## Directions:
Spot every line with the word "JSON" and return it.
_____
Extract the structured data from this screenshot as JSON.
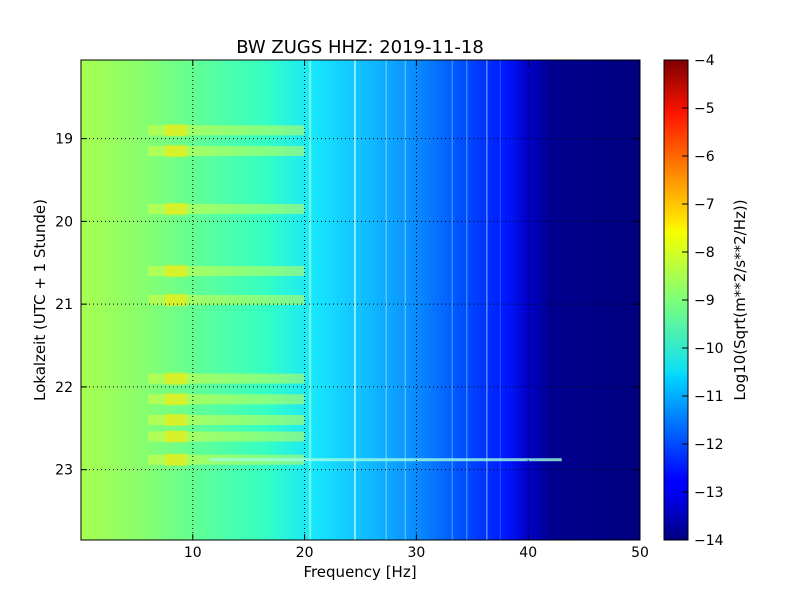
{
  "chart_data": {
    "type": "heatmap",
    "title": "BW ZUGS HHZ: 2019-11-18",
    "xlabel": "Frequency [Hz]",
    "ylabel": "Lokalzeit (UTC + 1 Stunde)",
    "xlim": [
      0,
      50
    ],
    "ylim": [
      18.05,
      23.85
    ],
    "xticks": [
      10,
      20,
      30,
      40,
      50
    ],
    "yticks": [
      19,
      20,
      21,
      22,
      23
    ],
    "grid": true,
    "colormap": "jet",
    "colorbar": {
      "label": "Log10(Sqrt(m**2/s**2/Hz))",
      "min": -14,
      "max": -4,
      "ticks": [
        -4,
        -5,
        -6,
        -7,
        -8,
        -9,
        -10,
        -11,
        -12,
        -13,
        -14
      ]
    },
    "spectrum_profile_log10": [
      {
        "hz": 0,
        "value": -9.0
      },
      {
        "hz": 5,
        "value": -9.1
      },
      {
        "hz": 10,
        "value": -9.4
      },
      {
        "hz": 15,
        "value": -9.8
      },
      {
        "hz": 20,
        "value": -10.2
      },
      {
        "hz": 25,
        "value": -10.7
      },
      {
        "hz": 30,
        "value": -11.1
      },
      {
        "hz": 35,
        "value": -11.8
      },
      {
        "hz": 38,
        "value": -12.6
      },
      {
        "hz": 40,
        "value": -13.5
      },
      {
        "hz": 42,
        "value": -14.0
      },
      {
        "hz": 50,
        "value": -14.0
      }
    ],
    "bright_bands_hours": [
      18.9,
      19.15,
      19.85,
      20.6,
      20.95,
      21.9,
      22.15,
      22.4,
      22.6,
      22.88
    ]
  }
}
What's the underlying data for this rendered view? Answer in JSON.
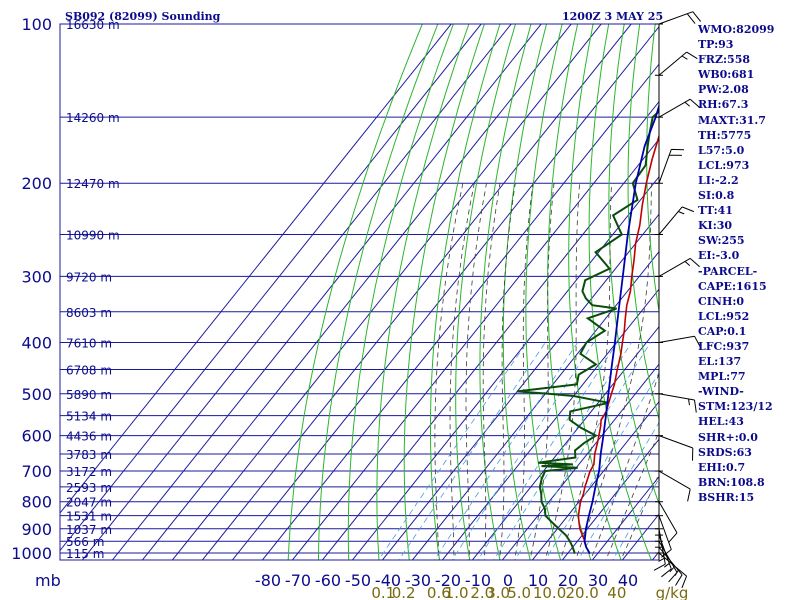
{
  "header": {
    "station": "SB092 (82099) Sounding",
    "valid_time": "1200Z  3 MAY 25"
  },
  "indices": [
    "WMO:82099",
    "TP:93",
    "FRZ:558",
    "WB0:681",
    "PW:2.08",
    "RH:67.3",
    "MAXT:31.7",
    "TH:5775",
    "L57:5.0",
    "LCL:973",
    "LI:-2.2",
    "SI:0.8",
    "TT:41",
    "KI:30",
    "SW:255",
    "EI:-3.0",
    "-PARCEL-",
    "CAPE:1615",
    "CINH:0",
    "LCL:952",
    "CAP:0.1",
    "LFC:937",
    "EL:137",
    "MPL:77",
    "-WIND-",
    "STM:123/12",
    "HEL:43",
    "SHR+:0.0",
    "SRDS:63",
    "EHI:0.7",
    "BRN:108.8",
    "BSHR:15"
  ],
  "colors": {
    "frame": "#1a1a9e",
    "isobar_label": "#0b0b8c",
    "isotherm": "#1a1a9e",
    "dry_adiabat": "#2db52d",
    "moist_adiabat": "#3a3a3a",
    "mixing_ratio": "#4a9fd9",
    "temperature": "#c00000",
    "dewpoint": "#0a4d0a",
    "parcel": "#0000b0",
    "wind": "#000000",
    "mixing_ratio_label": "#7a6a10"
  },
  "chart_data": {
    "type": "skew-t log-p sounding",
    "y_axis_unit": "mb",
    "x_axis_unit": "°C",
    "ylim": [
      1000,
      100
    ],
    "xlim": [
      -80,
      0
    ],
    "pressure_ticks": [
      100,
      200,
      300,
      400,
      500,
      600,
      700,
      800,
      900,
      1000
    ],
    "temperature_ticks": [
      -80,
      -70,
      -60,
      -50,
      -40,
      -30,
      -20,
      -10,
      0,
      10,
      20,
      30,
      40
    ],
    "temperature_tick_labels": [
      "-80",
      "-70",
      "-60",
      "-50",
      "-40",
      "-30",
      "-20",
      "-10",
      "0",
      "10",
      "20",
      "30",
      "40"
    ],
    "x_axis_prefix": "mb",
    "height_labels": [
      {
        "p": 100,
        "label": "16630 m"
      },
      {
        "p": 150,
        "label": "14260 m"
      },
      {
        "p": 200,
        "label": "12470 m"
      },
      {
        "p": 250,
        "label": "10990 m"
      },
      {
        "p": 300,
        "label": "9720 m"
      },
      {
        "p": 350,
        "label": "8603 m"
      },
      {
        "p": 400,
        "label": "7610 m"
      },
      {
        "p": 450,
        "label": "6708 m"
      },
      {
        "p": 500,
        "label": "5890 m"
      },
      {
        "p": 550,
        "label": "5134 m"
      },
      {
        "p": 600,
        "label": "4436 m"
      },
      {
        "p": 650,
        "label": "3783 m"
      },
      {
        "p": 700,
        "label": "3172 m"
      },
      {
        "p": 750,
        "label": "2593 m"
      },
      {
        "p": 800,
        "label": "2047 m"
      },
      {
        "p": 850,
        "label": "1531 m"
      },
      {
        "p": 900,
        "label": "1037 m"
      },
      {
        "p": 950,
        "label": "566 m"
      },
      {
        "p": 1000,
        "label": "115 m"
      }
    ],
    "mixing_ratio_labels": [
      "0.1",
      "0.2",
      "0.6",
      "1.0",
      "2.0",
      "3.0",
      "5.0",
      "10.0",
      "20.0",
      "40"
    ],
    "mixing_ratio_values": [
      0.1,
      0.2,
      0.6,
      1.0,
      2.0,
      3.0,
      5.0,
      10.0,
      20.0,
      40
    ],
    "mixing_ratio_unit": "g/kg",
    "series": [
      {
        "key": "temperature",
        "points": [
          [
            1003,
            27.5
          ],
          [
            975,
            24.5
          ],
          [
            950,
            22.5
          ],
          [
            925,
            20.0
          ],
          [
            900,
            17.5
          ],
          [
            875,
            15.5
          ],
          [
            850,
            13.5
          ],
          [
            825,
            12.0
          ],
          [
            800,
            10.5
          ],
          [
            775,
            9.5
          ],
          [
            750,
            8.0
          ],
          [
            725,
            6.8
          ],
          [
            700,
            5.5
          ],
          [
            680,
            5.0
          ],
          [
            650,
            2.5
          ],
          [
            620,
            0.5
          ],
          [
            600,
            -1.0
          ],
          [
            575,
            -3.0
          ],
          [
            560,
            -4.5
          ],
          [
            540,
            -5.0
          ],
          [
            520,
            -6.5
          ],
          [
            500,
            -8.0
          ],
          [
            480,
            -9.5
          ],
          [
            450,
            -12.5
          ],
          [
            420,
            -15.5
          ],
          [
            400,
            -18.0
          ],
          [
            380,
            -20.5
          ],
          [
            360,
            -23.5
          ],
          [
            340,
            -26.5
          ],
          [
            320,
            -29.0
          ],
          [
            300,
            -32.5
          ],
          [
            280,
            -36.0
          ],
          [
            260,
            -40.0
          ],
          [
            240,
            -43.5
          ],
          [
            220,
            -48.0
          ],
          [
            200,
            -52.5
          ],
          [
            180,
            -57.0
          ],
          [
            160,
            -61.5
          ],
          [
            145,
            -65.5
          ],
          [
            130,
            -69.5
          ],
          [
            115,
            -73.5
          ],
          [
            110,
            -75.0
          ],
          [
            104,
            -73.5
          ],
          [
            100,
            -77.0
          ]
        ]
      },
      {
        "key": "dewpoint",
        "points": [
          [
            1003,
            22.5
          ],
          [
            975,
            20.0
          ],
          [
            950,
            17.5
          ],
          [
            925,
            14.5
          ],
          [
            900,
            10.5
          ],
          [
            875,
            6.5
          ],
          [
            850,
            2.5
          ],
          [
            825,
            0.5
          ],
          [
            800,
            -2.5
          ],
          [
            775,
            -4.5
          ],
          [
            750,
            -7.0
          ],
          [
            725,
            -8.5
          ],
          [
            700,
            -9.5
          ],
          [
            690,
            0.5
          ],
          [
            685,
            -12.0
          ],
          [
            680,
            -2.0
          ],
          [
            675,
            -14.0
          ],
          [
            660,
            -3.0
          ],
          [
            640,
            -5.0
          ],
          [
            620,
            -4.0
          ],
          [
            600,
            -2.0
          ],
          [
            580,
            -9.0
          ],
          [
            560,
            -15.0
          ],
          [
            540,
            -17.0
          ],
          [
            520,
            -6.5
          ],
          [
            505,
            -20.0
          ],
          [
            500,
            -29.0
          ],
          [
            495,
            -40.0
          ],
          [
            480,
            -22.0
          ],
          [
            460,
            -24.0
          ],
          [
            440,
            -21.0
          ],
          [
            420,
            -29.0
          ],
          [
            400,
            -30.0
          ],
          [
            380,
            -27.0
          ],
          [
            360,
            -36.0
          ],
          [
            345,
            -29.0
          ],
          [
            340,
            -38.0
          ],
          [
            330,
            -42.0
          ],
          [
            320,
            -45.0
          ],
          [
            305,
            -47.0
          ],
          [
            290,
            -42.0
          ],
          [
            270,
            -51.0
          ],
          [
            250,
            -47.0
          ],
          [
            230,
            -55.0
          ],
          [
            215,
            -51.0
          ],
          [
            200,
            -57.0
          ],
          [
            185,
            -57.5
          ],
          [
            170,
            -62.0
          ],
          [
            160,
            -65.0
          ],
          [
            150,
            -68.0
          ],
          [
            140,
            -66.5
          ],
          [
            130,
            -70.0
          ],
          [
            120,
            -74.5
          ],
          [
            110,
            -77.0
          ]
        ]
      },
      {
        "key": "parcel",
        "points": [
          [
            1003,
            27.5
          ],
          [
            975,
            24.5
          ],
          [
            952,
            22.5
          ],
          [
            925,
            21.0
          ],
          [
            900,
            19.5
          ],
          [
            850,
            17.0
          ],
          [
            800,
            14.5
          ],
          [
            750,
            11.5
          ],
          [
            700,
            8.5
          ],
          [
            650,
            4.5
          ],
          [
            600,
            0.5
          ],
          [
            550,
            -4.0
          ],
          [
            500,
            -9.0
          ],
          [
            450,
            -14.5
          ],
          [
            400,
            -20.5
          ],
          [
            350,
            -27.5
          ],
          [
            300,
            -35.5
          ],
          [
            250,
            -45.0
          ],
          [
            200,
            -56.0
          ],
          [
            170,
            -63.0
          ],
          [
            150,
            -67.0
          ],
          [
            130,
            -72.5
          ],
          [
            110,
            -77.0
          ],
          [
            100,
            -80.0
          ]
        ]
      }
    ],
    "wind_barbs": [
      {
        "p": 1000,
        "dir": 130,
        "spd": 10
      },
      {
        "p": 975,
        "dir": 140,
        "spd": 15
      },
      {
        "p": 950,
        "dir": 150,
        "spd": 15
      },
      {
        "p": 925,
        "dir": 160,
        "spd": 15
      },
      {
        "p": 900,
        "dir": 170,
        "spd": 15
      },
      {
        "p": 850,
        "dir": 160,
        "spd": 10
      },
      {
        "p": 800,
        "dir": 150,
        "spd": 10
      },
      {
        "p": 700,
        "dir": 120,
        "spd": 10
      },
      {
        "p": 600,
        "dir": 110,
        "spd": 10
      },
      {
        "p": 500,
        "dir": 100,
        "spd": 15
      },
      {
        "p": 400,
        "dir": 80,
        "spd": 10
      },
      {
        "p": 300,
        "dir": 60,
        "spd": 15
      },
      {
        "p": 250,
        "dir": 40,
        "spd": 15
      },
      {
        "p": 200,
        "dir": 20,
        "spd": 20
      },
      {
        "p": 150,
        "dir": 60,
        "spd": 15
      },
      {
        "p": 125,
        "dir": 50,
        "spd": 15
      },
      {
        "p": 100,
        "dir": 70,
        "spd": 20
      }
    ]
  }
}
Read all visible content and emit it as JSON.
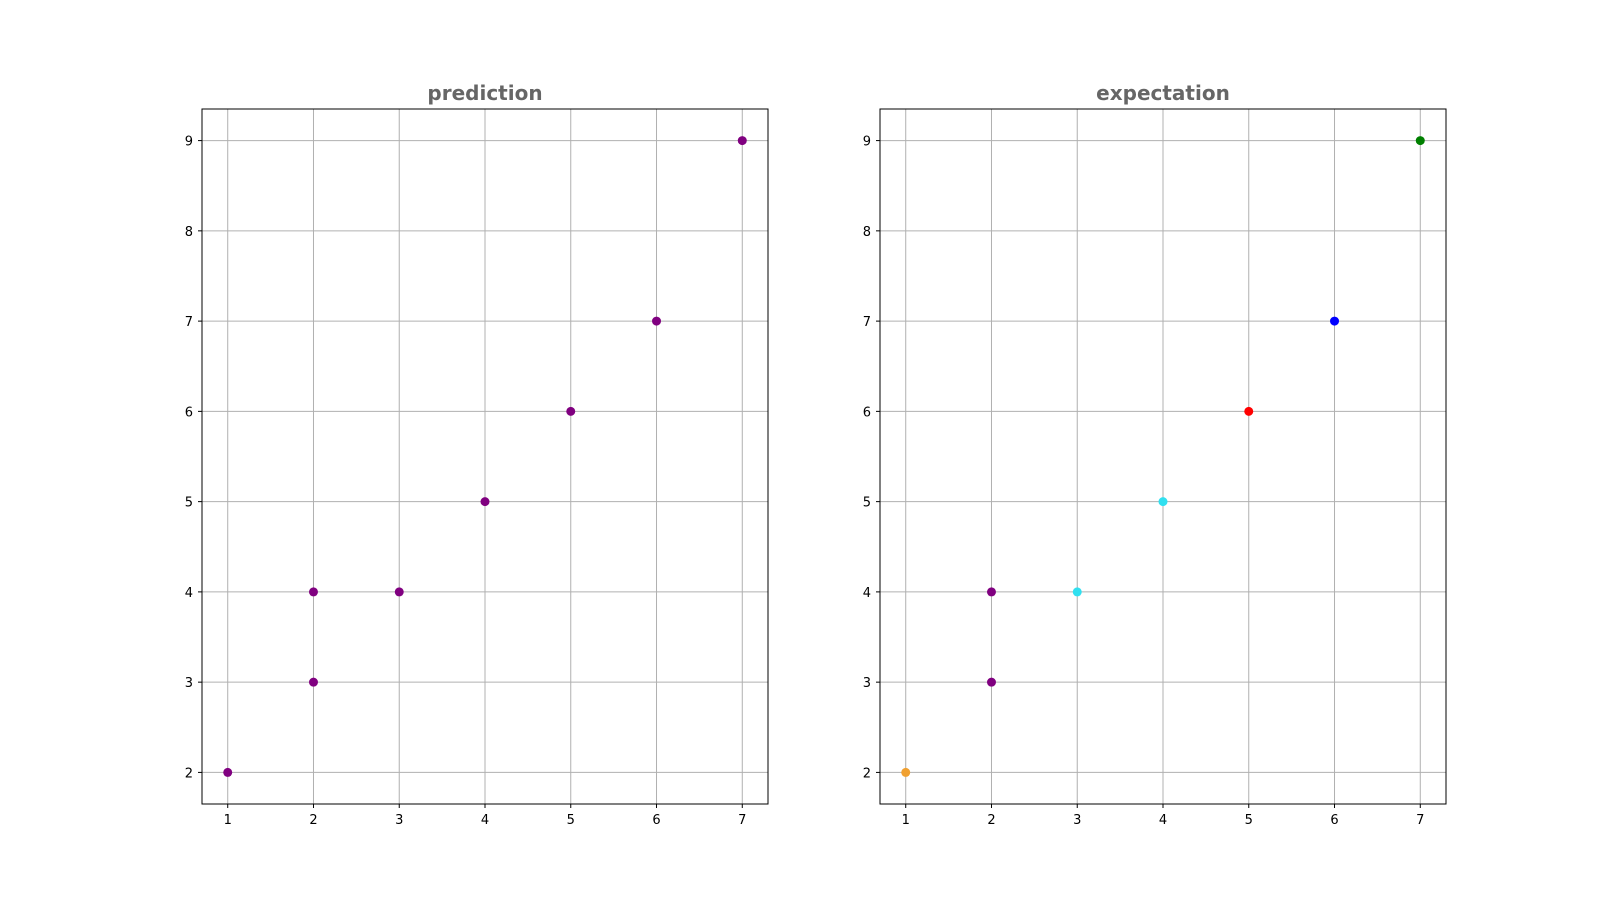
{
  "chart_data": [
    {
      "type": "scatter",
      "title": "prediction",
      "xlabel": "",
      "ylabel": "",
      "xlim": [
        0.7,
        7.3
      ],
      "ylim": [
        1.65,
        9.35
      ],
      "xticks": [
        1,
        2,
        3,
        4,
        5,
        6,
        7
      ],
      "yticks": [
        2,
        3,
        4,
        5,
        6,
        7,
        8,
        9
      ],
      "grid": true,
      "points": [
        {
          "x": 1,
          "y": 2,
          "color": "#800080"
        },
        {
          "x": 2,
          "y": 3,
          "color": "#800080"
        },
        {
          "x": 2,
          "y": 4,
          "color": "#800080"
        },
        {
          "x": 3,
          "y": 4,
          "color": "#800080"
        },
        {
          "x": 4,
          "y": 5,
          "color": "#800080"
        },
        {
          "x": 5,
          "y": 6,
          "color": "#800080"
        },
        {
          "x": 6,
          "y": 7,
          "color": "#800080"
        },
        {
          "x": 7,
          "y": 9,
          "color": "#800080"
        }
      ]
    },
    {
      "type": "scatter",
      "title": "expectation",
      "xlabel": "",
      "ylabel": "",
      "xlim": [
        0.7,
        7.3
      ],
      "ylim": [
        1.65,
        9.35
      ],
      "xticks": [
        1,
        2,
        3,
        4,
        5,
        6,
        7
      ],
      "yticks": [
        2,
        3,
        4,
        5,
        6,
        7,
        8,
        9
      ],
      "grid": true,
      "points": [
        {
          "x": 1,
          "y": 2,
          "color": "#f0a030"
        },
        {
          "x": 2,
          "y": 3,
          "color": "#800080"
        },
        {
          "x": 2,
          "y": 4,
          "color": "#800080"
        },
        {
          "x": 3,
          "y": 4,
          "color": "#30e0f0"
        },
        {
          "x": 4,
          "y": 5,
          "color": "#30e0f0"
        },
        {
          "x": 5,
          "y": 6,
          "color": "#ff0000"
        },
        {
          "x": 6,
          "y": 7,
          "color": "#0000ff"
        },
        {
          "x": 7,
          "y": 9,
          "color": "#008000"
        }
      ]
    }
  ]
}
_____
## Exercise solution:
Extract the structured data from this screenshot as JSON.
What's the underlying data for this rendered view? Answer in JSON.
Read all visible content and emit it as JSON.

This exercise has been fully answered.